WHAT IS BEING ASKED> Lines before the one containing "Give me a plain-text" are left out; copy that line and every later line through the end of the data exactly.

DATA SHOWN>
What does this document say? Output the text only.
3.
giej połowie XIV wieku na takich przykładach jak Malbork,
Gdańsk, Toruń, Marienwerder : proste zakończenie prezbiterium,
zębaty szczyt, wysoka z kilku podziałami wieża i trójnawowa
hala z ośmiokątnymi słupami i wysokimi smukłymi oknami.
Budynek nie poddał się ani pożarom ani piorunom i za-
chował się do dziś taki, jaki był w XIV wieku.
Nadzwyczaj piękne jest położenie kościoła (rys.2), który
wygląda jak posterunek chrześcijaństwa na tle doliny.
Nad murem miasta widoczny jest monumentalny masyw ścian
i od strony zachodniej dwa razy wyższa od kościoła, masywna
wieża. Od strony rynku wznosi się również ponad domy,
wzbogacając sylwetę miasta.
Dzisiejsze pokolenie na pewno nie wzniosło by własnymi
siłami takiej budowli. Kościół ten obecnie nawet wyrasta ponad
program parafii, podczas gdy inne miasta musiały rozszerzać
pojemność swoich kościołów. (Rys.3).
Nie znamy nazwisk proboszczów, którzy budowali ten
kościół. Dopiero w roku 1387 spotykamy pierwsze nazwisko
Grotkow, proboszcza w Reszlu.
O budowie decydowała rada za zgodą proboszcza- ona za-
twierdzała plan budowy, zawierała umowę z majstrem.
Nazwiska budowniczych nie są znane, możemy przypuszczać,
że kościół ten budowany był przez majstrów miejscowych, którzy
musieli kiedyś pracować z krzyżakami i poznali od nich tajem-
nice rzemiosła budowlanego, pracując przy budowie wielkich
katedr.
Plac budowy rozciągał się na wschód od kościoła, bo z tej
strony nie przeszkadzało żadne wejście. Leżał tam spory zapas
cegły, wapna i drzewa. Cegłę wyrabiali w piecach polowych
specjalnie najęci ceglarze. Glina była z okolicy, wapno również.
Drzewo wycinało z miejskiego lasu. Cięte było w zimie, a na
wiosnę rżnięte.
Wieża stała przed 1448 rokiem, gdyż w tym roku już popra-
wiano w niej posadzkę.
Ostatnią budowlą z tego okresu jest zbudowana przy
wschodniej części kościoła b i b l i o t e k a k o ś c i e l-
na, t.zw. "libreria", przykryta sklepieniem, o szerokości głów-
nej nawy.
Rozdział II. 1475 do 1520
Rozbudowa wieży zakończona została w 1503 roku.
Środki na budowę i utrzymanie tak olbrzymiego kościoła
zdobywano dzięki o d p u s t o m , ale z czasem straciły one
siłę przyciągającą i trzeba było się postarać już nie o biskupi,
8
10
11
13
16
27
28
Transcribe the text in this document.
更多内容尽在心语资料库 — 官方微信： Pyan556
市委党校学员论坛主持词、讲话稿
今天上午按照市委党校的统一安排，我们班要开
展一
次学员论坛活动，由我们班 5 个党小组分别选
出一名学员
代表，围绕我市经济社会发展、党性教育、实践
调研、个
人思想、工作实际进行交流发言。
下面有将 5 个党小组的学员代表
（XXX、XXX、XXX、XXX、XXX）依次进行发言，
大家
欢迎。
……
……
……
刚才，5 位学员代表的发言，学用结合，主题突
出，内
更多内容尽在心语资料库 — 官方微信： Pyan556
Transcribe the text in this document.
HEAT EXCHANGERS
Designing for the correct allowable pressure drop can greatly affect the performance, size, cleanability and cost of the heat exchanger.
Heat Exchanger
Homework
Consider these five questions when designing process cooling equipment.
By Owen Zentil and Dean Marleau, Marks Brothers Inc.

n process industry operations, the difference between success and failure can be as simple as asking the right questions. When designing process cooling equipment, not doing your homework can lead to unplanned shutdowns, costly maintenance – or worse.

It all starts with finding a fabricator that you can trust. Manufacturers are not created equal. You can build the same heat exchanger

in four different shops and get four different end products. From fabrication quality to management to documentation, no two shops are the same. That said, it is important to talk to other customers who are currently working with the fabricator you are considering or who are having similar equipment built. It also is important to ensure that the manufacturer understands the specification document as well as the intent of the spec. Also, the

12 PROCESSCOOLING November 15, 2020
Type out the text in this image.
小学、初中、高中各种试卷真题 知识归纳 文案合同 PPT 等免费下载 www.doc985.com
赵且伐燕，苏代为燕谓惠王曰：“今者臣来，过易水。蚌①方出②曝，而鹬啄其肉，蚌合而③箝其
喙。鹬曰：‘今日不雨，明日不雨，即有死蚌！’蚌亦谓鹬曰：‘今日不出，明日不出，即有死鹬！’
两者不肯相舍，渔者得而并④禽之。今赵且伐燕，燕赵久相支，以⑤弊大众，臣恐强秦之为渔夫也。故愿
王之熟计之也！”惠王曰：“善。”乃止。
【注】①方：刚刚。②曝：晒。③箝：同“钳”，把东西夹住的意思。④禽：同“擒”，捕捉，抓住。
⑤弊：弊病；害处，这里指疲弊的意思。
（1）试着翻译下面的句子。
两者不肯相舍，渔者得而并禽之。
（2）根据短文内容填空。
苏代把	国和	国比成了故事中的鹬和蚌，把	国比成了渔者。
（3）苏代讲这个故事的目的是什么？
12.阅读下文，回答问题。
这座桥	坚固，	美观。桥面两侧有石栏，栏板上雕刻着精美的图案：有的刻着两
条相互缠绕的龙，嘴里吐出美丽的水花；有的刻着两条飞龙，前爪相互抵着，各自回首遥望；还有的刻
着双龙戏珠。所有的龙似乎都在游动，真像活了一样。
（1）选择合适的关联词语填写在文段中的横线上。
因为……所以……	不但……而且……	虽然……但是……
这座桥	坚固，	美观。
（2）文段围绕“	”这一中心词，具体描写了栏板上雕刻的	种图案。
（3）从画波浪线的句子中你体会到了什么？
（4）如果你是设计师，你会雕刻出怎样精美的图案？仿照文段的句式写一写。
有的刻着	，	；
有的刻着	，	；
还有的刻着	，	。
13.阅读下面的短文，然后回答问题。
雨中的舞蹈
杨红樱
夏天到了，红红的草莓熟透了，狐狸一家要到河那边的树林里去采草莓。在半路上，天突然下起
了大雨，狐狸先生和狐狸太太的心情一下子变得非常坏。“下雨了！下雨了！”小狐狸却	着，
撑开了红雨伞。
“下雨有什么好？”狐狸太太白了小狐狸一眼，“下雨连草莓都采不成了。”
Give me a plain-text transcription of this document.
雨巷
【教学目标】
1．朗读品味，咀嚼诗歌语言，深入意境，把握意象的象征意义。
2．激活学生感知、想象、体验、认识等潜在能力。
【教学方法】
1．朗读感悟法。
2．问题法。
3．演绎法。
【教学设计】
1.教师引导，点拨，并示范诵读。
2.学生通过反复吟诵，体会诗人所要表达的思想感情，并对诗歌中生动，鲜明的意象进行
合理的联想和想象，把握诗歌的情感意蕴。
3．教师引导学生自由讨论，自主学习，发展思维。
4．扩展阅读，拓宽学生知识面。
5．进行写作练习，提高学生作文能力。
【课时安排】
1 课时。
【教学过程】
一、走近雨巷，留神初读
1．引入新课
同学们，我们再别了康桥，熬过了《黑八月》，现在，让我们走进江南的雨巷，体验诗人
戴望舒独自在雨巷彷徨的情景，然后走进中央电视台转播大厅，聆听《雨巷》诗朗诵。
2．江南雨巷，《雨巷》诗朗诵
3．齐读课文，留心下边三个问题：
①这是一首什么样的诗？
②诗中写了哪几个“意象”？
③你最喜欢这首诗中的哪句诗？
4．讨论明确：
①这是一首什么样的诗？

WRITTEN ANSWER>
Give me a plain-text transcription of this document.
雨巷
【教学目标】
1．朗读品味，咀嚼诗歌语言，深入意境，把握意象的象征意义。
2．激活学生感知、想象、体验、认识等潜在能力。
【教学方法】
1．朗读感悟法。
2．问题法。
3．演绎法。
【教学设计】
1.教师引导，点拨，并示范诵读。
2.学生通过反复吟诵，体会诗人所要表达的思想感情，并对诗歌中生动，鲜明的意象进行
合理的联想和想象，把握诗歌的情感意蕴。
3．教师引导学生自由讨论，自主学习，发展思维。
4．扩展阅读，拓宽学生知识面。
5．进行写作练习，提高学生作文能力。
【课时安排】
1 课时。
【教学过程】
一、走近雨巷，留神初读
1．引入新课
同学们，我们再别了康桥，熬过了《黑八月》，现在，让我们走进江南的雨巷，体验诗人
戴望舒独自在雨巷彷徨的情景，然后走进中央电视台转播大厅，聆听《雨巷》诗朗诵。
2．江南雨巷，《雨巷》诗朗诵
3．齐读课文，留心下边三个问题：
①这是一首什么样的诗？
②诗中写了哪几个“意象”？
③你最喜欢这首诗中的哪句诗？
4．讨论明确：
①这是一首什么样的诗？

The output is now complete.